§ DATASET CONTENT:
•••••

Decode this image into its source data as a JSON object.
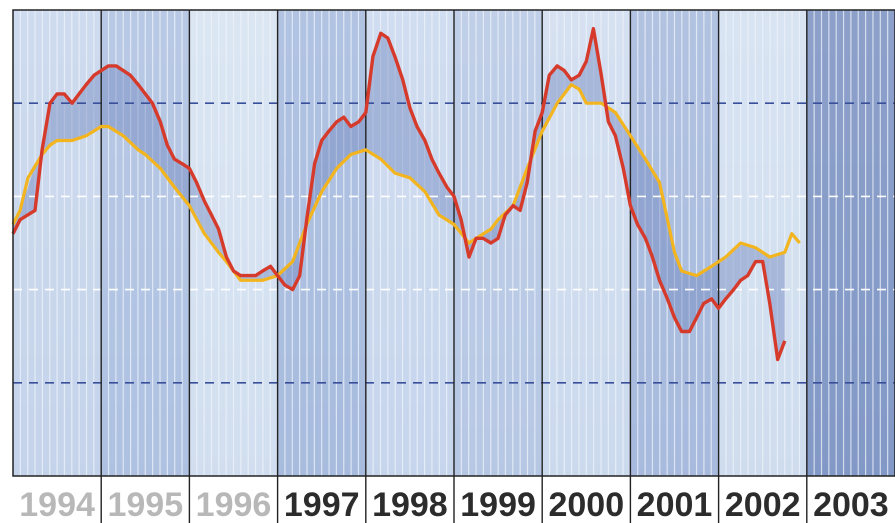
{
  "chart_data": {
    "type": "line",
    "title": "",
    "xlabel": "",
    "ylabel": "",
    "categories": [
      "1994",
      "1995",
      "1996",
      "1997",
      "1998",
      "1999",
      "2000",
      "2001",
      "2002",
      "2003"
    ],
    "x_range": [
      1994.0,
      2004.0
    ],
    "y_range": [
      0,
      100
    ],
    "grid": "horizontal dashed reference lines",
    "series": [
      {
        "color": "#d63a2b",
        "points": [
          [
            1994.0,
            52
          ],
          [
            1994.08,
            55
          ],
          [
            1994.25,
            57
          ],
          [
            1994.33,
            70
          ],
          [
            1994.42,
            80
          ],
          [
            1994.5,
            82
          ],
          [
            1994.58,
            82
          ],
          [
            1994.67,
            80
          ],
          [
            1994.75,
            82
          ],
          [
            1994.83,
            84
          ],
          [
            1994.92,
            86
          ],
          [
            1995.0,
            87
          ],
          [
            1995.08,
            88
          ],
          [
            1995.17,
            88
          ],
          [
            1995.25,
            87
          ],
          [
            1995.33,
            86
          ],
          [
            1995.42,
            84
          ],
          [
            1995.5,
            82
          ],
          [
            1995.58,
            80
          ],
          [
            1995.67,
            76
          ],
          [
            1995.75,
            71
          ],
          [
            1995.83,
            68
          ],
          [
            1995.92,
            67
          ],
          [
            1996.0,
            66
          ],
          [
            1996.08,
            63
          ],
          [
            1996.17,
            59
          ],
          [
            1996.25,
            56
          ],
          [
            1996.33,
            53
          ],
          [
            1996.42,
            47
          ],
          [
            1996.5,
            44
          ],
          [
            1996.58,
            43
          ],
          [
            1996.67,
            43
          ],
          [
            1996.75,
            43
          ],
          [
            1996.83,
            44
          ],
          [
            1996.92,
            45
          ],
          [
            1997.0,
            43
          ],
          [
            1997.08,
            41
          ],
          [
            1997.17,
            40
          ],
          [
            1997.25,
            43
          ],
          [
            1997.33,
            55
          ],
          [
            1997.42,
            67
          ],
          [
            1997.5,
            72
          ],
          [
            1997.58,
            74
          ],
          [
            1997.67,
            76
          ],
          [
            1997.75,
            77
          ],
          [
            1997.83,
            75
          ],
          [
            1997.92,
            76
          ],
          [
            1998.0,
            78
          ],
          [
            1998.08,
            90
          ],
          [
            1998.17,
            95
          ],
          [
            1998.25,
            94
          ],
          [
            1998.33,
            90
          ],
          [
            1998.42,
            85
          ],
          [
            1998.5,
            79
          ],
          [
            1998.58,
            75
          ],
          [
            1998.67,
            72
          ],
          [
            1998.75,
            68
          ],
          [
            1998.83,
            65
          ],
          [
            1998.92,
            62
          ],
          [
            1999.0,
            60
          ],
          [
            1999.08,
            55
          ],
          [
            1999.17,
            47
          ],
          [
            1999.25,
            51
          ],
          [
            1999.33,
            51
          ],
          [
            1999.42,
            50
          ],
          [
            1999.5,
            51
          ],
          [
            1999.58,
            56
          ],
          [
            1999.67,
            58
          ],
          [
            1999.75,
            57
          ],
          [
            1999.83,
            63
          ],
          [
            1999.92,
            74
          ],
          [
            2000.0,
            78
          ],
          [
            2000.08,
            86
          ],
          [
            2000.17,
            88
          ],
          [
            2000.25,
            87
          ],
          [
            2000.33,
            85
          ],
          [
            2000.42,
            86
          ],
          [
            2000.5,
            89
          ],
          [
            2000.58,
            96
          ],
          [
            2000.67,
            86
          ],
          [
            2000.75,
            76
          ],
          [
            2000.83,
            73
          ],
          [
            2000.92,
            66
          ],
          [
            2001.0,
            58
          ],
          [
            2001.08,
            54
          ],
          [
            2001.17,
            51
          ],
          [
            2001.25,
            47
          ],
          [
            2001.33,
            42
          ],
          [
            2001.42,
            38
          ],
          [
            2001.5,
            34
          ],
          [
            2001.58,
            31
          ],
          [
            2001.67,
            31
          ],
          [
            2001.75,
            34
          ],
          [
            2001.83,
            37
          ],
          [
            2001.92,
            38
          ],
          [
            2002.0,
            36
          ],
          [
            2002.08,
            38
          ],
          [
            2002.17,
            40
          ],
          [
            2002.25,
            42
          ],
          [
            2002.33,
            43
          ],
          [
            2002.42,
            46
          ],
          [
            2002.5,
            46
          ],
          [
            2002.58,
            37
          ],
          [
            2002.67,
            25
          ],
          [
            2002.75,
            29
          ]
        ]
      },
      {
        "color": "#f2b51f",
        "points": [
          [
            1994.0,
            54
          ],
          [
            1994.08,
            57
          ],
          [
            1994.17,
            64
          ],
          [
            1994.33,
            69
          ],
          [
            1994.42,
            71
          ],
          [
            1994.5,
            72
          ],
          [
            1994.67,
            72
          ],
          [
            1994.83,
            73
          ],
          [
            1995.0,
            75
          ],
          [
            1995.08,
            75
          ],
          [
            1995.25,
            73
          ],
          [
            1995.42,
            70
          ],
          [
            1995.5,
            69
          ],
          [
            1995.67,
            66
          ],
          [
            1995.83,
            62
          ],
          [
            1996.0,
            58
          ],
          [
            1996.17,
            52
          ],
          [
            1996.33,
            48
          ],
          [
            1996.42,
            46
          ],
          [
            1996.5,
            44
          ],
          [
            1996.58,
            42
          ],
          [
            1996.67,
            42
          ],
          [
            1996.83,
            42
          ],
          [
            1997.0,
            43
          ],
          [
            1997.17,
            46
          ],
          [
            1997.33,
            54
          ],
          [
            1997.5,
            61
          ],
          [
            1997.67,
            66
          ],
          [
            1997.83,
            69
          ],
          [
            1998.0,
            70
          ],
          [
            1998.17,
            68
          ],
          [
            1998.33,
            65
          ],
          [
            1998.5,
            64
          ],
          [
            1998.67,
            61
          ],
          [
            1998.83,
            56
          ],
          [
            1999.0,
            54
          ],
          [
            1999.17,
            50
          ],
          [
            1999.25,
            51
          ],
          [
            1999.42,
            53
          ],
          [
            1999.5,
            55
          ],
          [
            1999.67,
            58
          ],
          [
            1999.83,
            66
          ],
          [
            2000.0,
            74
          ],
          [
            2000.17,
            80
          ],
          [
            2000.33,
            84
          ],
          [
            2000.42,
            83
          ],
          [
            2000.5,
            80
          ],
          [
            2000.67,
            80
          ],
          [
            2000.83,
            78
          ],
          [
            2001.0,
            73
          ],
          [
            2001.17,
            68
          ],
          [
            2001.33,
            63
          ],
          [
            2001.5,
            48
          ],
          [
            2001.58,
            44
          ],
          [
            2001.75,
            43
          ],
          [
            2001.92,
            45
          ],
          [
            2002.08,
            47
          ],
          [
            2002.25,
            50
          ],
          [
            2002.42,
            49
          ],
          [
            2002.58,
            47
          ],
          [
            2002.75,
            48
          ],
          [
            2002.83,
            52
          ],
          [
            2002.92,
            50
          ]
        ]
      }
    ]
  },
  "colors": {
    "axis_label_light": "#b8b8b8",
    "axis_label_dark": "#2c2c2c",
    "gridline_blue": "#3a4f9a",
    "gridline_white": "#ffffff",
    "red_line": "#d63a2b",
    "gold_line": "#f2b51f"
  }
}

•••••

§ EXERCISE INSTRUCTIONS:
Please write out all of the material above without changing a word, and omit any pictures.

§ WRITTEN ANSWER:
Decode this image into its source data as a JSON object.
{
  "chart_data": {
    "type": "line",
    "title": "",
    "xlabel": "",
    "ylabel": "",
    "categories": [
      "1994",
      "1995",
      "1996",
      "1997",
      "1998",
      "1999",
      "2000",
      "2001",
      "2002",
      "2003"
    ],
    "x_range": [
      1994.0,
      2004.0
    ],
    "y_range": [
      0,
      100
    ],
    "grid": "horizontal dashed reference lines",
    "series": [
      {
        "color": "#d63a2b",
        "points": [
          [
            1994.0,
            52
          ],
          [
            1994.08,
            55
          ],
          [
            1994.25,
            57
          ],
          [
            1994.33,
            70
          ],
          [
            1994.42,
            80
          ],
          [
            1994.5,
            82
          ],
          [
            1994.58,
            82
          ],
          [
            1994.67,
            80
          ],
          [
            1994.75,
            82
          ],
          [
            1994.83,
            84
          ],
          [
            1994.92,
            86
          ],
          [
            1995.0,
            87
          ],
          [
            1995.08,
            88
          ],
          [
            1995.17,
            88
          ],
          [
            1995.25,
            87
          ],
          [
            1995.33,
            86
          ],
          [
            1995.42,
            84
          ],
          [
            1995.5,
            82
          ],
          [
            1995.58,
            80
          ],
          [
            1995.67,
            76
          ],
          [
            1995.75,
            71
          ],
          [
            1995.83,
            68
          ],
          [
            1995.92,
            67
          ],
          [
            1996.0,
            66
          ],
          [
            1996.08,
            63
          ],
          [
            1996.17,
            59
          ],
          [
            1996.25,
            56
          ],
          [
            1996.33,
            53
          ],
          [
            1996.42,
            47
          ],
          [
            1996.5,
            44
          ],
          [
            1996.58,
            43
          ],
          [
            1996.67,
            43
          ],
          [
            1996.75,
            43
          ],
          [
            1996.83,
            44
          ],
          [
            1996.92,
            45
          ],
          [
            1997.0,
            43
          ],
          [
            1997.08,
            41
          ],
          [
            1997.17,
            40
          ],
          [
            1997.25,
            43
          ],
          [
            1997.33,
            55
          ],
          [
            1997.42,
            67
          ],
          [
            1997.5,
            72
          ],
          [
            1997.58,
            74
          ],
          [
            1997.67,
            76
          ],
          [
            1997.75,
            77
          ],
          [
            1997.83,
            75
          ],
          [
            1997.92,
            76
          ],
          [
            1998.0,
            78
          ],
          [
            1998.08,
            90
          ],
          [
            1998.17,
            95
          ],
          [
            1998.25,
            94
          ],
          [
            1998.33,
            90
          ],
          [
            1998.42,
            85
          ],
          [
            1998.5,
            79
          ],
          [
            1998.58,
            75
          ],
          [
            1998.67,
            72
          ],
          [
            1998.75,
            68
          ],
          [
            1998.83,
            65
          ],
          [
            1998.92,
            62
          ],
          [
            1999.0,
            60
          ],
          [
            1999.08,
            55
          ],
          [
            1999.17,
            47
          ],
          [
            1999.25,
            51
          ],
          [
            1999.33,
            51
          ],
          [
            1999.42,
            50
          ],
          [
            1999.5,
            51
          ],
          [
            1999.58,
            56
          ],
          [
            1999.67,
            58
          ],
          [
            1999.75,
            57
          ],
          [
            1999.83,
            63
          ],
          [
            1999.92,
            74
          ],
          [
            2000.0,
            78
          ],
          [
            2000.08,
            86
          ],
          [
            2000.17,
            88
          ],
          [
            2000.25,
            87
          ],
          [
            2000.33,
            85
          ],
          [
            2000.42,
            86
          ],
          [
            2000.5,
            89
          ],
          [
            2000.58,
            96
          ],
          [
            2000.67,
            86
          ],
          [
            2000.75,
            76
          ],
          [
            2000.83,
            73
          ],
          [
            2000.92,
            66
          ],
          [
            2001.0,
            58
          ],
          [
            2001.08,
            54
          ],
          [
            2001.17,
            51
          ],
          [
            2001.25,
            47
          ],
          [
            2001.33,
            42
          ],
          [
            2001.42,
            38
          ],
          [
            2001.5,
            34
          ],
          [
            2001.58,
            31
          ],
          [
            2001.67,
            31
          ],
          [
            2001.75,
            34
          ],
          [
            2001.83,
            37
          ],
          [
            2001.92,
            38
          ],
          [
            2002.0,
            36
          ],
          [
            2002.08,
            38
          ],
          [
            2002.17,
            40
          ],
          [
            2002.25,
            42
          ],
          [
            2002.33,
            43
          ],
          [
            2002.42,
            46
          ],
          [
            2002.5,
            46
          ],
          [
            2002.58,
            37
          ],
          [
            2002.67,
            25
          ],
          [
            2002.75,
            29
          ]
        ]
      },
      {
        "color": "#f2b51f",
        "points": [
          [
            1994.0,
            54
          ],
          [
            1994.08,
            57
          ],
          [
            1994.17,
            64
          ],
          [
            1994.33,
            69
          ],
          [
            1994.42,
            71
          ],
          [
            1994.5,
            72
          ],
          [
            1994.67,
            72
          ],
          [
            1994.83,
            73
          ],
          [
            1995.0,
            75
          ],
          [
            1995.08,
            75
          ],
          [
            1995.25,
            73
          ],
          [
            1995.42,
            70
          ],
          [
            1995.5,
            69
          ],
          [
            1995.67,
            66
          ],
          [
            1995.83,
            62
          ],
          [
            1996.0,
            58
          ],
          [
            1996.17,
            52
          ],
          [
            1996.33,
            48
          ],
          [
            1996.42,
            46
          ],
          [
            1996.5,
            44
          ],
          [
            1996.58,
            42
          ],
          [
            1996.67,
            42
          ],
          [
            1996.83,
            42
          ],
          [
            1997.0,
            43
          ],
          [
            1997.17,
            46
          ],
          [
            1997.33,
            54
          ],
          [
            1997.5,
            61
          ],
          [
            1997.67,
            66
          ],
          [
            1997.83,
            69
          ],
          [
            1998.0,
            70
          ],
          [
            1998.17,
            68
          ],
          [
            1998.33,
            65
          ],
          [
            1998.5,
            64
          ],
          [
            1998.67,
            61
          ],
          [
            1998.83,
            56
          ],
          [
            1999.0,
            54
          ],
          [
            1999.17,
            50
          ],
          [
            1999.25,
            51
          ],
          [
            1999.42,
            53
          ],
          [
            1999.5,
            55
          ],
          [
            1999.67,
            58
          ],
          [
            1999.83,
            66
          ],
          [
            2000.0,
            74
          ],
          [
            2000.17,
            80
          ],
          [
            2000.33,
            84
          ],
          [
            2000.42,
            83
          ],
          [
            2000.5,
            80
          ],
          [
            2000.67,
            80
          ],
          [
            2000.83,
            78
          ],
          [
            2001.0,
            73
          ],
          [
            2001.17,
            68
          ],
          [
            2001.33,
            63
          ],
          [
            2001.5,
            48
          ],
          [
            2001.58,
            44
          ],
          [
            2001.75,
            43
          ],
          [
            2001.92,
            45
          ],
          [
            2002.08,
            47
          ],
          [
            2002.25,
            50
          ],
          [
            2002.42,
            49
          ],
          [
            2002.58,
            47
          ],
          [
            2002.75,
            48
          ],
          [
            2002.83,
            52
          ],
          [
            2002.92,
            50
          ]
        ]
      }
    ]
  },
  "colors": {
    "axis_label_light": "#b8b8b8",
    "axis_label_dark": "#2c2c2c",
    "gridline_blue": "#3a4f9a",
    "gridline_white": "#ffffff",
    "red_line": "#d63a2b",
    "gold_line": "#f2b51f"
  }
}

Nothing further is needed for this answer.